→ Passage

Three of the BET crèches are within a half-hour drive of Kodaikanal, in more remote settings deep in the Palni Hills.  Kodaikanal:  “Jealously guarded like a prized jewel by the dark forests, is Kodaikanal.  In fact, the name itself means ‘gift of the forest’ in Tamil. Founded by American missionaries in 1845, Kodaikanal is steeped in history. In the early days, there were no roads: people had to travel by bullock-cart and palanquin, braving the dangers of the forests. Slowly Kodaikanal developed, missionaries established church properties, many of the then ruling princes built summer holiday-homes, clubs were opened, school and hotels were built, and civic amenities were introduced.”  India Post, March 30, 2012.

Kodai’s popularity pushed its native population to the margins. Illiterate and poor, they largely exist on temporary, poorly paid jobs and lack the funds and know-how to improve their lives. Their traditional culture is eroding; they live amidst those better off but lack the resources to enter that life. Alcoholism, depression,  and anger are common, much of it directed at women. The crèches are a strikingly bright spot in their often bleak lives, providing day care, nutrition, health care and education so parents can work and children can flourish.

 Grace Kids Center

Founded in 1999, Grace Kids Center in Chellapuram village was the first Betsy Elizabeth Trust crèche. It was initially housed in a series of rented facilities. In 2006 the Seattle Chapter of Asha for Education became involved with Grace Kids Center, leading to the much anticipated opening of its own brick and tin-sheet roof facility on July 4, 2008. Asha continues to fully fund all operations at Grace Kids Center. In 2018 Asha completed another classroom, stabilized the play area on a terraced hill behind the crèche, and built an attached kitchen.

The sun-dappled playground is an irresistible draw on a rare sunny day during monsoon.

Lunch, the main meal of the day, is cooked fresh at the school. Teachers serve the children.

There is no kindergarten in this area so the preschools’ curriculum includes early literacy, math and science. Students learn both the Tamil and English alphabets.

Little Lilies Preschool

Little Lilies Preschool in Palangi village was founded by BET in 2002 with help from the students and staff of the International School of Geneva, Switzerland. In 2014, with help from the Rye Presbyterian Church in New York, BET purchased land and replaced a corrugated metal shed with a two classroom brick building, doubling the space for children. In November 2018 Cyclone Gaja caused extensive damage to the whole area and toppled the Little Lilies kitchen. A new up-to-code kitchen was built in 2019, thanks to HKI donors. Little Lilies is funded by Help Kids India.

Yoga is practiced daily at the preschools. It helps the children’s flexibility, strength, coordination and body awareness–and improves their ability to concentrate and relax as they become more proficient. The staff enjoys it, too.                                            

Head Teacher Dasi Rani brings the children to Milaga for a drink of filtered water. There is no potable water in the crèche villages so all the schools have water filters.

The kids share a good laugh during free play. At school children are able to relax from the stress of poverty and to enjoy their childhood.

→ Problem
Carry on the passage about the crèches near Kodaikanal, starting after its final sentence. The material that comes next is separate from the passage on the Kodaikanal crèches and stands on its own.

→ Extracted material

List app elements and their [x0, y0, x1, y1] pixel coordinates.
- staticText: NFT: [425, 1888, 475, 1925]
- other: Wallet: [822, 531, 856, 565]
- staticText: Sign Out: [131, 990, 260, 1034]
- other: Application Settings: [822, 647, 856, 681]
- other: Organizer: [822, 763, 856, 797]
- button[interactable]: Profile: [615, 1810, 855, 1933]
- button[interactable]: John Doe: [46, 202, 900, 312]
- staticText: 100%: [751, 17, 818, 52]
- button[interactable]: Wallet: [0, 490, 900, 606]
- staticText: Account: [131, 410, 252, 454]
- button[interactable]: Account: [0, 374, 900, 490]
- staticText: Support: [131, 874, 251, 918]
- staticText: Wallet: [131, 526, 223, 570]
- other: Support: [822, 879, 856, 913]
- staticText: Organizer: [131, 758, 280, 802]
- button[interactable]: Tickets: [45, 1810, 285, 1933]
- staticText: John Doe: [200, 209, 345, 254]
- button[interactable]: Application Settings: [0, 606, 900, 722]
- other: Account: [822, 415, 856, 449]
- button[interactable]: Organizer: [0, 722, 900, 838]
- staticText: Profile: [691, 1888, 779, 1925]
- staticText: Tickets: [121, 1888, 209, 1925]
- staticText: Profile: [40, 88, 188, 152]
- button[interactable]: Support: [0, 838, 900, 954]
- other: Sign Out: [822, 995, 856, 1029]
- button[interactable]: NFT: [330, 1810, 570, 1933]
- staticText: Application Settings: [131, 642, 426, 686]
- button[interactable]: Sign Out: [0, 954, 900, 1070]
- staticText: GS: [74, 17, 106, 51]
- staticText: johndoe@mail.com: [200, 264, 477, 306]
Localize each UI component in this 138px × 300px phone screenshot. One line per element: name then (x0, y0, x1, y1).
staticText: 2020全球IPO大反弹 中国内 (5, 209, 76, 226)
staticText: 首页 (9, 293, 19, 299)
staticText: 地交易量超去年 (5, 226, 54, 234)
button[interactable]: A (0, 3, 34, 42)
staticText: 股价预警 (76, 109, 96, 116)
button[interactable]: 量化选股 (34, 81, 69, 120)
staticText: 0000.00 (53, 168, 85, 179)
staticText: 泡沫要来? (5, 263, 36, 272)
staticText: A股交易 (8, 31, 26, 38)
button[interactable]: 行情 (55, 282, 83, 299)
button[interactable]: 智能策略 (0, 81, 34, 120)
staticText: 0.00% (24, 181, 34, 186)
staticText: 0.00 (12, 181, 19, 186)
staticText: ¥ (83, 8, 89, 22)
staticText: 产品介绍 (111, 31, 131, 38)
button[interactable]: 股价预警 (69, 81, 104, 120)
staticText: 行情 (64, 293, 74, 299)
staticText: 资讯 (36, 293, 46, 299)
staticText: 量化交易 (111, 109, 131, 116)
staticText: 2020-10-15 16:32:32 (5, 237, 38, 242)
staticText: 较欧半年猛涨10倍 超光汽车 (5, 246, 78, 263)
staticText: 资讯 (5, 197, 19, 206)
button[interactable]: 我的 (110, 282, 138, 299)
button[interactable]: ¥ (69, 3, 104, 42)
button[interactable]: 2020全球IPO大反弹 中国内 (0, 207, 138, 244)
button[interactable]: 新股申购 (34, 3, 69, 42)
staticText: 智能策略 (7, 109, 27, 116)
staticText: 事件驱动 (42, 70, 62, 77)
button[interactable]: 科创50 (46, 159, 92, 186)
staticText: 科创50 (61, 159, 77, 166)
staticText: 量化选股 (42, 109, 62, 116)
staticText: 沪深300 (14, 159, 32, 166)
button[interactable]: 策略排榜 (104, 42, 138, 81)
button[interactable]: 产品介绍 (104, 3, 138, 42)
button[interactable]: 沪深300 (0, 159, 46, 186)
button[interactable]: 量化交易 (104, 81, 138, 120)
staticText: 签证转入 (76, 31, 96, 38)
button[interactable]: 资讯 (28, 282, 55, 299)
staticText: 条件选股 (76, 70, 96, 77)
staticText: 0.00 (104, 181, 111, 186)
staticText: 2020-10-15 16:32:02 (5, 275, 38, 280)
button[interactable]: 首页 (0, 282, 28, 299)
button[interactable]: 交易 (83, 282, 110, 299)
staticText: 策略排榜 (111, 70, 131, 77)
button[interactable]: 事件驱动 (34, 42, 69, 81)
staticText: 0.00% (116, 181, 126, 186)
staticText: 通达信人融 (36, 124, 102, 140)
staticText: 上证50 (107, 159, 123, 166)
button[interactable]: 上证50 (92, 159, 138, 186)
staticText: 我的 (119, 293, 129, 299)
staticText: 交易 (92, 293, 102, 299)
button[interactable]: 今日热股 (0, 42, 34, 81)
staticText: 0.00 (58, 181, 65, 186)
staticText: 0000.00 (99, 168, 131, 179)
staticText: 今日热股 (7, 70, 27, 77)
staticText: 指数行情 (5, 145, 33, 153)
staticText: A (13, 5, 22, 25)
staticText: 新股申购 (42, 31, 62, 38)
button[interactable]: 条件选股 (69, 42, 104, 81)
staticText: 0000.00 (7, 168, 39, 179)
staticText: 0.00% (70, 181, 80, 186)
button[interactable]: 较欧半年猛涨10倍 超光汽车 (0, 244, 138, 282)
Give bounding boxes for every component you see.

==

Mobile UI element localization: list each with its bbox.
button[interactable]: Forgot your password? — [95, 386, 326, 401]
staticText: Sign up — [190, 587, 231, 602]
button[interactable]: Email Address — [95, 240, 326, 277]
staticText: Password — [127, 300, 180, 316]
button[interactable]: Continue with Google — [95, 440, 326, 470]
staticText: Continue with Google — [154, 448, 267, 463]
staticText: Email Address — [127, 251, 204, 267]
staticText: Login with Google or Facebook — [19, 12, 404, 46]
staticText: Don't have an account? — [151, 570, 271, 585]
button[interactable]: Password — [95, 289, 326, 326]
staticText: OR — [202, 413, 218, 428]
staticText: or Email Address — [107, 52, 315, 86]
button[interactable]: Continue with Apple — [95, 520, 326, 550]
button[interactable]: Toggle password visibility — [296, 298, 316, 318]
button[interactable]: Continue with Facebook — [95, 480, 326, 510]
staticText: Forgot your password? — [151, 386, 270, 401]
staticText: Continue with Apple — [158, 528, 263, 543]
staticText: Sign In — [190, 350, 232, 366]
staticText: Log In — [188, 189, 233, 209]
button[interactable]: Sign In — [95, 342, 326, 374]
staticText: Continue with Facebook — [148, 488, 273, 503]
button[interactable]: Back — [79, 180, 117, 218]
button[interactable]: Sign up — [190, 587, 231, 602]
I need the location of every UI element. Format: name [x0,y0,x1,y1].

...

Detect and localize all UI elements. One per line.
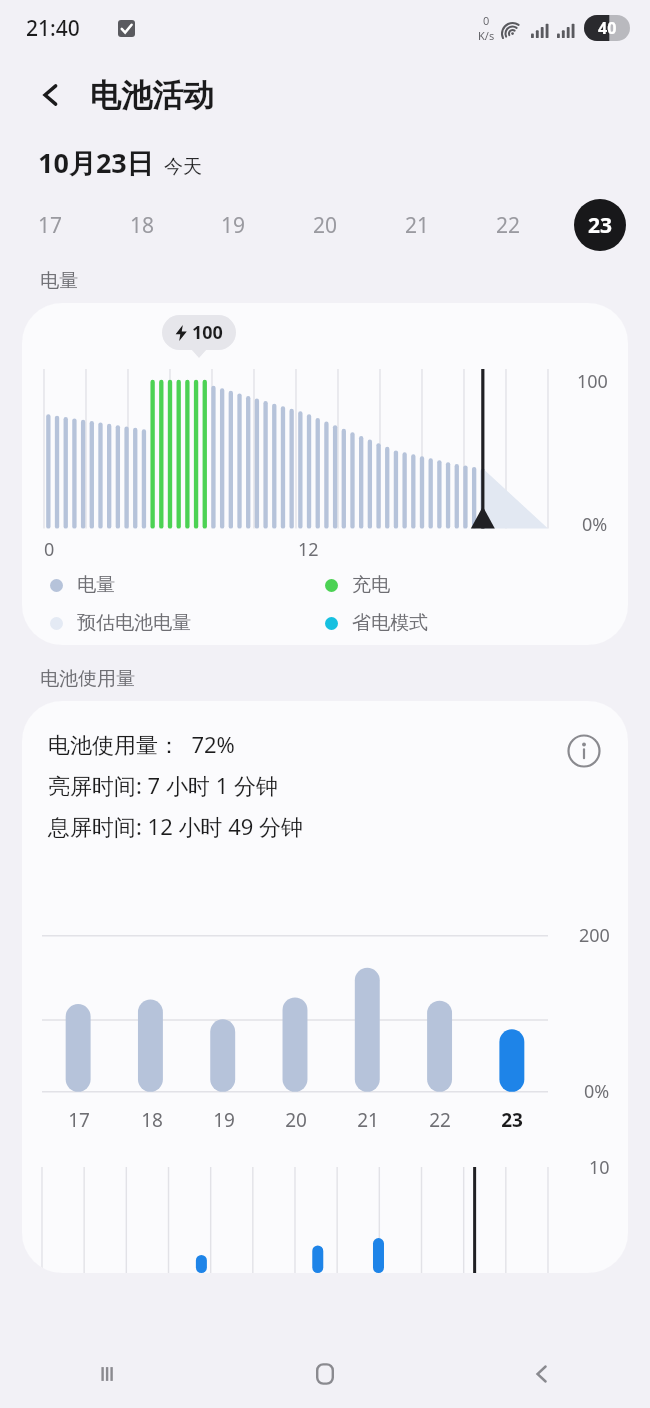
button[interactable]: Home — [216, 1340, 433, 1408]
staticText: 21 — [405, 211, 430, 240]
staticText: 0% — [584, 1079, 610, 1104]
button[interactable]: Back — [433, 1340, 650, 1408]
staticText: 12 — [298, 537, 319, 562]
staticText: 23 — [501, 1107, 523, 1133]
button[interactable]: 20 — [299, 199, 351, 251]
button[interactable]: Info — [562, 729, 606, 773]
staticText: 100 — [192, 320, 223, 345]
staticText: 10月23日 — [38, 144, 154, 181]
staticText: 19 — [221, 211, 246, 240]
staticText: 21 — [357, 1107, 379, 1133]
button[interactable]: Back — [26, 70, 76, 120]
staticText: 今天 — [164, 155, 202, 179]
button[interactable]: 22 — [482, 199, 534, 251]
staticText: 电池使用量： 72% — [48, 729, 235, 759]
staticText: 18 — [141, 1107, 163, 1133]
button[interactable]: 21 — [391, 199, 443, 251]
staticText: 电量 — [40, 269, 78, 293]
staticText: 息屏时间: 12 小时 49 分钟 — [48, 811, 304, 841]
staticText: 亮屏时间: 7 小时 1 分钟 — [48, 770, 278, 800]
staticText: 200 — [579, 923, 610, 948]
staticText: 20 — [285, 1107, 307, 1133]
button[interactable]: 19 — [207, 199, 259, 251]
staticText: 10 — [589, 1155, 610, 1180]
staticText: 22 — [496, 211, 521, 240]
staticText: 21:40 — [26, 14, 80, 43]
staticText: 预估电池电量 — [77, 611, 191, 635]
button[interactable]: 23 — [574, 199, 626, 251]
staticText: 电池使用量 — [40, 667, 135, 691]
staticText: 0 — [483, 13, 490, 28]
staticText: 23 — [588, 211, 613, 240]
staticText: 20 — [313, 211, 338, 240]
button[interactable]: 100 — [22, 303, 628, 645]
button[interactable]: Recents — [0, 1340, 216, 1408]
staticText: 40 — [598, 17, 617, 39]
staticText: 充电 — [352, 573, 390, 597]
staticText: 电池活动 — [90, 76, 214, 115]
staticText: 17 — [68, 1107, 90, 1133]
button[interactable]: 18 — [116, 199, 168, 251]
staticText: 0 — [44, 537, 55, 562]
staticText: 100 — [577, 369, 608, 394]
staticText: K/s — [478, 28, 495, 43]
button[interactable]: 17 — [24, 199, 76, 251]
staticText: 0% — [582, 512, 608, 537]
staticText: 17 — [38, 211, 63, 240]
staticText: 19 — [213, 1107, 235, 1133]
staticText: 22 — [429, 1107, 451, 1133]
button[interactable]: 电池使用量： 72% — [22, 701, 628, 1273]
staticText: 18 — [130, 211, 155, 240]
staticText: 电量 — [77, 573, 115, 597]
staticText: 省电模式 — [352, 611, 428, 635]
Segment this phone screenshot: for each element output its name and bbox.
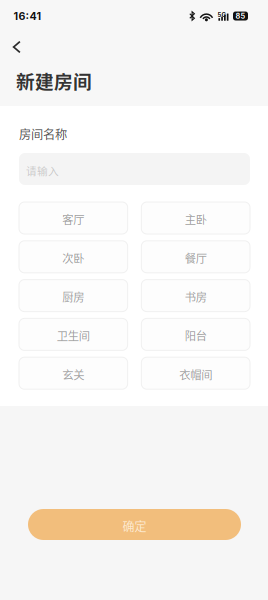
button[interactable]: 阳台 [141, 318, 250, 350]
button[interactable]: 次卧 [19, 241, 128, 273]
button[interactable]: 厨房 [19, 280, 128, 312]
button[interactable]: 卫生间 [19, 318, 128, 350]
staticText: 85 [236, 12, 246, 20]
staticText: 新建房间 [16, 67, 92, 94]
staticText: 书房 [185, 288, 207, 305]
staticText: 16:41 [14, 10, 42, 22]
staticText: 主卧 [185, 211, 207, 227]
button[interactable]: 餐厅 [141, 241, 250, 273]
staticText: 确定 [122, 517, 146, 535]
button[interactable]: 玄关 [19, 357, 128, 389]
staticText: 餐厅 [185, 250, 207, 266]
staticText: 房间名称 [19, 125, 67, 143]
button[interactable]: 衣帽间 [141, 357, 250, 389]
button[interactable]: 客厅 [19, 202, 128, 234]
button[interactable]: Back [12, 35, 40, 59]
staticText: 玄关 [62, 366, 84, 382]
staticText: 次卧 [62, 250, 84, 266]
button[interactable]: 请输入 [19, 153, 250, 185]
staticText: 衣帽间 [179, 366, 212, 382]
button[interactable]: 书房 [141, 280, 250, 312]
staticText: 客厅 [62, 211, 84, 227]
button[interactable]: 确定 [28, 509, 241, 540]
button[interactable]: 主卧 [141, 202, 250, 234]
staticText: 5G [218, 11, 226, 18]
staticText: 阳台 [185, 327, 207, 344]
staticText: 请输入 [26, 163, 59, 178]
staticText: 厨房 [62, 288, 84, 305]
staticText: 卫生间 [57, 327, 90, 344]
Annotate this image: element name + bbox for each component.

→ Output below
Peach Tree Preschool

Founded in 2003, Peach Tree Preschool is in the small village of Attuvampatti.  Students from the International School of Geneva, Switzerland, helped to set up the crèche and student groups visit every year to do service projects and play with the children. The Geneva school fully supports Peach Tree. Peach Tree does not meet the government’s new space requirements  and is looking for a new home.

A lesson under the peach tree. Students from Switzerland repaint the wall art every year.

Assistant Teacher Selvakumari leads the children in acting out a story.

The children add their own dramatic flourishes to the stories.

The youngest children at the crèches enter a world very foreign to them. They look to their teachers for reassurance and older children help them get familiar with school routine.


The Porayar Preschools

Porayar

Porayar is tropical and lush. It’s also quiet, with little traffic on its swept dirt roads. Crèche children walk to and from school under their neighbors’ watchful eyes.

The oldest monument is a Shiva shore temple built in 1306. At that time ships from Tranquebar traded from China to Europe. Fishing, once a leading industry here, is suffering from depletion of fish.

Creche families live in single room brick or bamboo and palm thatch huts, most with dirt floors. They may have an electric bulb for light but no homes have water and some lack latrines. Mothers cook on open fires indoors.

In the heat of the afternoon, the shopping area of Porayar is nearly deserted.

Porayar is a small town, 170 miles south of Channai (formerly Madras). Just inland from the sea, it is on India’s east coast. The administrative offices for area towns are in Porayar but there are no notable attractions, businesses, or cultural institutions. Porayar is adjacent to the larger town of Tharangambadi, “place of the singing waves” (formerly Tranquebar), a Danish colony from 1620-1845. Among the first Protestant missionaries to come to India were two Lutherans from Germany, who began work there in 1705.  Tharangambadi is now the home of the Tamil Lutheran Evangelical Church. A large Lutheran community still calls Porayar home and the area has a history of peaceful cooperation among its Hindu, Moslem, Catholic and Protestant communities.

 

Helping Hearts Preschool

Most of the BET board members were raised in orphanages in Porayar. A good education was their path out of poverty and they are committed to providing the same care and opportunities for Porayar’s needy children. After opening in 2001, this much-improved new building opened in 2003. In an already marginalized community, many families suffered loss of homes, life, and livelihood in the 2004 Indian Ocean tsunami. Much of the area’s crop land was salinized and ocean water continues to seep into ground water. Climate change is making extreme heat, droughts, water shortages, and severe cyclones annual events.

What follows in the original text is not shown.